**Task to complete:** Every record below should be retyped exactly, and no picture should appear in the copy.

**Task material:**
==========

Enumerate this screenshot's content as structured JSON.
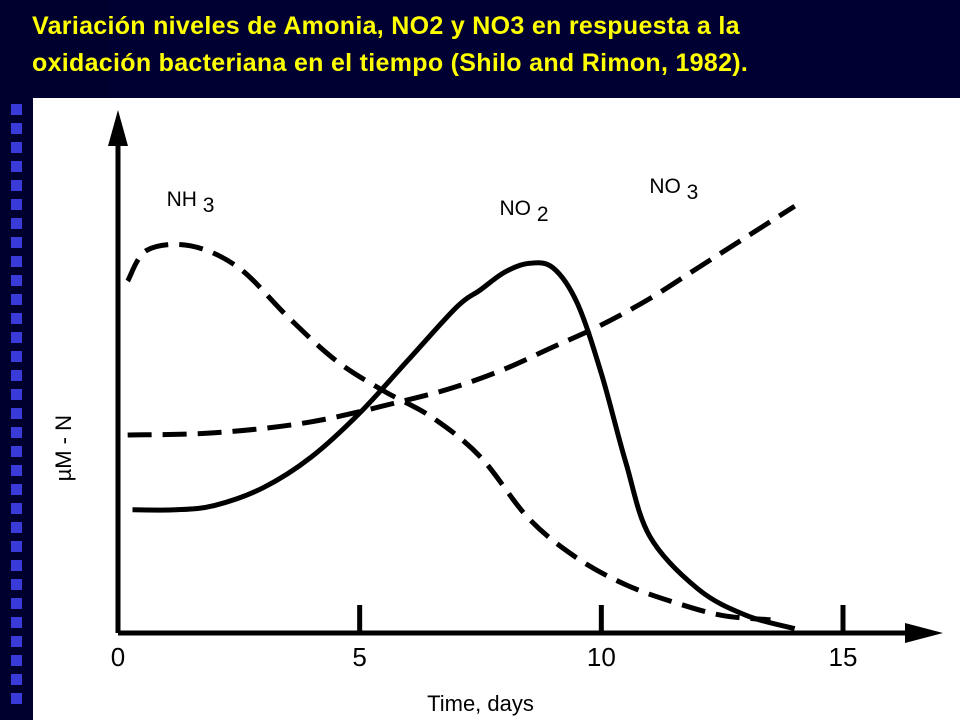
{
  "slide": {
    "title_line1": "Variación niveles de Amonia, NO2 y NO3 en respuesta a la",
    "title_line2": "oxidación bacteriana en el tiempo (Shilo and Rimon, 1982).",
    "colors": {
      "background": "#000033",
      "title": "#ffff00",
      "bullet_squares": "#3a3ad8",
      "panel": "#ffffff"
    }
  },
  "chart_data": {
    "type": "line",
    "title": "",
    "xlabel": "Time, days",
    "ylabel": "µM - N",
    "xlim": [
      0,
      15
    ],
    "ylim": [
      0,
      100
    ],
    "x_ticks": [
      0,
      5,
      10,
      15
    ],
    "y_tick_labels": false,
    "grid": false,
    "legend": "inline labels near curves",
    "series": [
      {
        "name": "NH3",
        "label_main": "NH",
        "label_sub": "3",
        "style": "dashed",
        "x": [
          0.2,
          0.6,
          1.5,
          2.5,
          3.5,
          4.5,
          5.5,
          6.5,
          7.5,
          8.5,
          9.5,
          10.5,
          11.5,
          12.5,
          13.5
        ],
        "y": [
          80,
          87,
          88,
          83,
          72,
          62,
          55,
          49,
          40,
          26,
          17,
          11,
          7,
          4,
          3
        ]
      },
      {
        "name": "NO2",
        "label_main": "NO",
        "label_sub": "2",
        "style": "solid",
        "x": [
          0.3,
          1.2,
          2,
          3,
          4,
          5,
          6,
          7,
          7.5,
          8,
          8.5,
          9,
          9.5,
          10,
          10.5,
          11,
          12,
          13,
          14
        ],
        "y": [
          28,
          28,
          29,
          33,
          40,
          50,
          62,
          74,
          78,
          82,
          84,
          83,
          75,
          59,
          39,
          22,
          10,
          4,
          1
        ]
      },
      {
        "name": "NO3",
        "label_main": "NO",
        "label_sub": "3",
        "style": "dashed",
        "x": [
          0.2,
          2,
          4,
          6,
          7,
          8,
          9,
          10,
          11,
          12,
          13,
          14
        ],
        "y": [
          45,
          45.5,
          48,
          53,
          56,
          60,
          65,
          70,
          76,
          83,
          90,
          97
        ]
      }
    ]
  }
}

==========

**Result for this task:**
Enumerate this screenshot's content as structured JSON.
{
  "slide": {
    "title_line1": "Variación niveles de Amonia, NO2 y NO3 en respuesta a la",
    "title_line2": "oxidación bacteriana en el tiempo (Shilo and Rimon, 1982).",
    "colors": {
      "background": "#000033",
      "title": "#ffff00",
      "bullet_squares": "#3a3ad8",
      "panel": "#ffffff"
    }
  },
  "chart_data": {
    "type": "line",
    "title": "",
    "xlabel": "Time, days",
    "ylabel": "µM - N",
    "xlim": [
      0,
      15
    ],
    "ylim": [
      0,
      100
    ],
    "x_ticks": [
      0,
      5,
      10,
      15
    ],
    "y_tick_labels": false,
    "grid": false,
    "legend": "inline labels near curves",
    "series": [
      {
        "name": "NH3",
        "label_main": "NH",
        "label_sub": "3",
        "style": "dashed",
        "x": [
          0.2,
          0.6,
          1.5,
          2.5,
          3.5,
          4.5,
          5.5,
          6.5,
          7.5,
          8.5,
          9.5,
          10.5,
          11.5,
          12.5,
          13.5
        ],
        "y": [
          80,
          87,
          88,
          83,
          72,
          62,
          55,
          49,
          40,
          26,
          17,
          11,
          7,
          4,
          3
        ]
      },
      {
        "name": "NO2",
        "label_main": "NO",
        "label_sub": "2",
        "style": "solid",
        "x": [
          0.3,
          1.2,
          2,
          3,
          4,
          5,
          6,
          7,
          7.5,
          8,
          8.5,
          9,
          9.5,
          10,
          10.5,
          11,
          12,
          13,
          14
        ],
        "y": [
          28,
          28,
          29,
          33,
          40,
          50,
          62,
          74,
          78,
          82,
          84,
          83,
          75,
          59,
          39,
          22,
          10,
          4,
          1
        ]
      },
      {
        "name": "NO3",
        "label_main": "NO",
        "label_sub": "3",
        "style": "dashed",
        "x": [
          0.2,
          2,
          4,
          6,
          7,
          8,
          9,
          10,
          11,
          12,
          13,
          14
        ],
        "y": [
          45,
          45.5,
          48,
          53,
          56,
          60,
          65,
          70,
          76,
          83,
          90,
          97
        ]
      }
    ]
  }
}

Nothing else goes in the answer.